§ REQUEST
Transcribe all the records exactly and omit any images they hold.

[start EXTRACTED MATERIAL]

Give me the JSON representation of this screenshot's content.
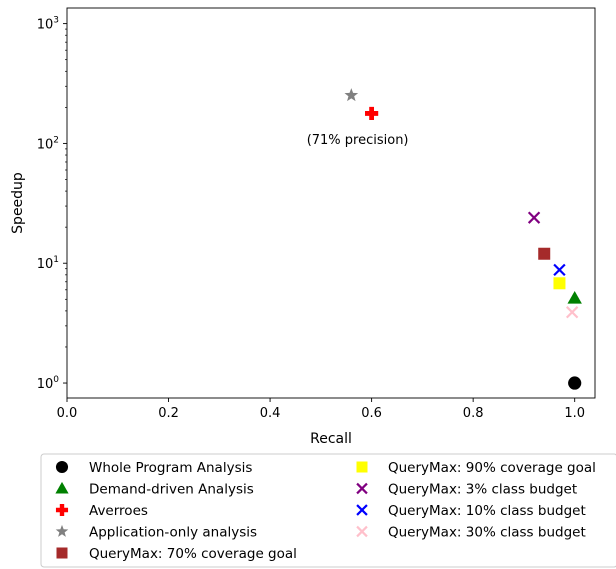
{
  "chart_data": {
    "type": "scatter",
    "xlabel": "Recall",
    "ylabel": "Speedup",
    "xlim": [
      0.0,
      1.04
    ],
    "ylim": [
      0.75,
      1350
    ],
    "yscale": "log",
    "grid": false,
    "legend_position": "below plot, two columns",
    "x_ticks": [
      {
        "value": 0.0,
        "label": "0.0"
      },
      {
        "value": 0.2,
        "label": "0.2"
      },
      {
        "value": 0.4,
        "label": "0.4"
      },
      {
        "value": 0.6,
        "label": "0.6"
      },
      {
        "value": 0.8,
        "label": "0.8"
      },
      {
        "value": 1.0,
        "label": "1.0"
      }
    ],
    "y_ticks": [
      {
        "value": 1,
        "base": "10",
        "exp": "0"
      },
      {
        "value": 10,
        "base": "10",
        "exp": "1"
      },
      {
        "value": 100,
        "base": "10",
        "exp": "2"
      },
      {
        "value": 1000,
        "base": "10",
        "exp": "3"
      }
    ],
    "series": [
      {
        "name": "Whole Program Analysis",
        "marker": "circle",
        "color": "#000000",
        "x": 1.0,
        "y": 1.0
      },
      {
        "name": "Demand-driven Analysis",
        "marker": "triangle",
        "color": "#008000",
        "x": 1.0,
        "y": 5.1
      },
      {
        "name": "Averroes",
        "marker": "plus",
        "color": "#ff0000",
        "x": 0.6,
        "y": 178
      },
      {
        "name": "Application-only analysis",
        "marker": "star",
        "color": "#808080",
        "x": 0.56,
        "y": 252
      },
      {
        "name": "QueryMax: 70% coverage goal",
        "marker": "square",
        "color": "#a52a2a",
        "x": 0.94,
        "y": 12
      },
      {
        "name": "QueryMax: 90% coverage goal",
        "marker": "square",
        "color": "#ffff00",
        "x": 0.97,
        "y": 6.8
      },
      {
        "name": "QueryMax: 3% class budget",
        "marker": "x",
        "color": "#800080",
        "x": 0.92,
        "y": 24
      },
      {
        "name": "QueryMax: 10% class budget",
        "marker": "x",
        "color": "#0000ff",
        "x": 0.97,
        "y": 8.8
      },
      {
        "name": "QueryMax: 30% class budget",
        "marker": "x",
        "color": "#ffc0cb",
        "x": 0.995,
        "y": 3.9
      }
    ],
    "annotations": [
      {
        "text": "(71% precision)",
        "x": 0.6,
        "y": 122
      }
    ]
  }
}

[end EXTRACTED MATERIAL]

§ ANSWER FOR THE TASK
Give me the JSON representation of this screenshot's content.
{
  "chart_data": {
    "type": "scatter",
    "xlabel": "Recall",
    "ylabel": "Speedup",
    "xlim": [
      0.0,
      1.04
    ],
    "ylim": [
      0.75,
      1350
    ],
    "yscale": "log",
    "grid": false,
    "legend_position": "below plot, two columns",
    "x_ticks": [
      {
        "value": 0.0,
        "label": "0.0"
      },
      {
        "value": 0.2,
        "label": "0.2"
      },
      {
        "value": 0.4,
        "label": "0.4"
      },
      {
        "value": 0.6,
        "label": "0.6"
      },
      {
        "value": 0.8,
        "label": "0.8"
      },
      {
        "value": 1.0,
        "label": "1.0"
      }
    ],
    "y_ticks": [
      {
        "value": 1,
        "base": "10",
        "exp": "0"
      },
      {
        "value": 10,
        "base": "10",
        "exp": "1"
      },
      {
        "value": 100,
        "base": "10",
        "exp": "2"
      },
      {
        "value": 1000,
        "base": "10",
        "exp": "3"
      }
    ],
    "series": [
      {
        "name": "Whole Program Analysis",
        "marker": "circle",
        "color": "#000000",
        "x": 1.0,
        "y": 1.0
      },
      {
        "name": "Demand-driven Analysis",
        "marker": "triangle",
        "color": "#008000",
        "x": 1.0,
        "y": 5.1
      },
      {
        "name": "Averroes",
        "marker": "plus",
        "color": "#ff0000",
        "x": 0.6,
        "y": 178
      },
      {
        "name": "Application-only analysis",
        "marker": "star",
        "color": "#808080",
        "x": 0.56,
        "y": 252
      },
      {
        "name": "QueryMax: 70% coverage goal",
        "marker": "square",
        "color": "#a52a2a",
        "x": 0.94,
        "y": 12
      },
      {
        "name": "QueryMax: 90% coverage goal",
        "marker": "square",
        "color": "#ffff00",
        "x": 0.97,
        "y": 6.8
      },
      {
        "name": "QueryMax: 3% class budget",
        "marker": "x",
        "color": "#800080",
        "x": 0.92,
        "y": 24
      },
      {
        "name": "QueryMax: 10% class budget",
        "marker": "x",
        "color": "#0000ff",
        "x": 0.97,
        "y": 8.8
      },
      {
        "name": "QueryMax: 30% class budget",
        "marker": "x",
        "color": "#ffc0cb",
        "x": 0.995,
        "y": 3.9
      }
    ],
    "annotations": [
      {
        "text": "(71% precision)",
        "x": 0.6,
        "y": 122
      }
    ]
  }
}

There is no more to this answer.